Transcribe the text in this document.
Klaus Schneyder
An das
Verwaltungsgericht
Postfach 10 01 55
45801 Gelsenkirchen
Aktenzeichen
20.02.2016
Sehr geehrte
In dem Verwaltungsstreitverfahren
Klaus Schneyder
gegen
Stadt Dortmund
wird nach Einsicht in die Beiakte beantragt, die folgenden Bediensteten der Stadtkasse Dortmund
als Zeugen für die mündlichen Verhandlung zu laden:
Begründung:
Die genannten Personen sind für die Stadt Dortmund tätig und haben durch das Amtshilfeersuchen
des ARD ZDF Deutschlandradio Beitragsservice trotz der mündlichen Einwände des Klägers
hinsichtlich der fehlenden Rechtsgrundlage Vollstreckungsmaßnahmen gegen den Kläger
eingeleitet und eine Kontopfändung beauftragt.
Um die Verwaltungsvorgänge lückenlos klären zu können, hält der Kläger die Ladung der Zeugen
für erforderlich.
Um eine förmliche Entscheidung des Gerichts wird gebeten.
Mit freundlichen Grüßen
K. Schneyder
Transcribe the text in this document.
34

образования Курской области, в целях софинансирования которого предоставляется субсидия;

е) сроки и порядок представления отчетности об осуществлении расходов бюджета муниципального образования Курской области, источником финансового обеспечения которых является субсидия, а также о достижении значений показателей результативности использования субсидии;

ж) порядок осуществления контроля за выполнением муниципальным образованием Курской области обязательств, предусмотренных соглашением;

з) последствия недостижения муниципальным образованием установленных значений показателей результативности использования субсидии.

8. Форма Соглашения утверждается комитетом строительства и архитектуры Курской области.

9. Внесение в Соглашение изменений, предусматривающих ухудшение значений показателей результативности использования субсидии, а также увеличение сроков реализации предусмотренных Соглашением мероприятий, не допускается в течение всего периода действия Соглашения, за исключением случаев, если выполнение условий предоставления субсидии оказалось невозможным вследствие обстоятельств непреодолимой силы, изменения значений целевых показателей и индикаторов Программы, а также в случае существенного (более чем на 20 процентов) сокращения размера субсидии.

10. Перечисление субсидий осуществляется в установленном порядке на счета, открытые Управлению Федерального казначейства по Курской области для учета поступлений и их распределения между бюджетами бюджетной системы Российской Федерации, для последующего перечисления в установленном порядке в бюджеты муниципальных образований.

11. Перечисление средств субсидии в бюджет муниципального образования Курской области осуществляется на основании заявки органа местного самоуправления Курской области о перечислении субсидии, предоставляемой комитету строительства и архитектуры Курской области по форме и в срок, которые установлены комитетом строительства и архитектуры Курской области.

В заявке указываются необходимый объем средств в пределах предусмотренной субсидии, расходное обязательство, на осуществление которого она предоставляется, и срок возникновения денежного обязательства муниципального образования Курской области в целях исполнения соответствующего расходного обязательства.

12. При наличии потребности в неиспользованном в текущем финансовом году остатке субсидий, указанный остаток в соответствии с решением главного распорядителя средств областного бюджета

Requirements = Look back over the material above and state how many lines hold the word "mündlichen". Write the number and nothing else.

Solution to this exercise = 2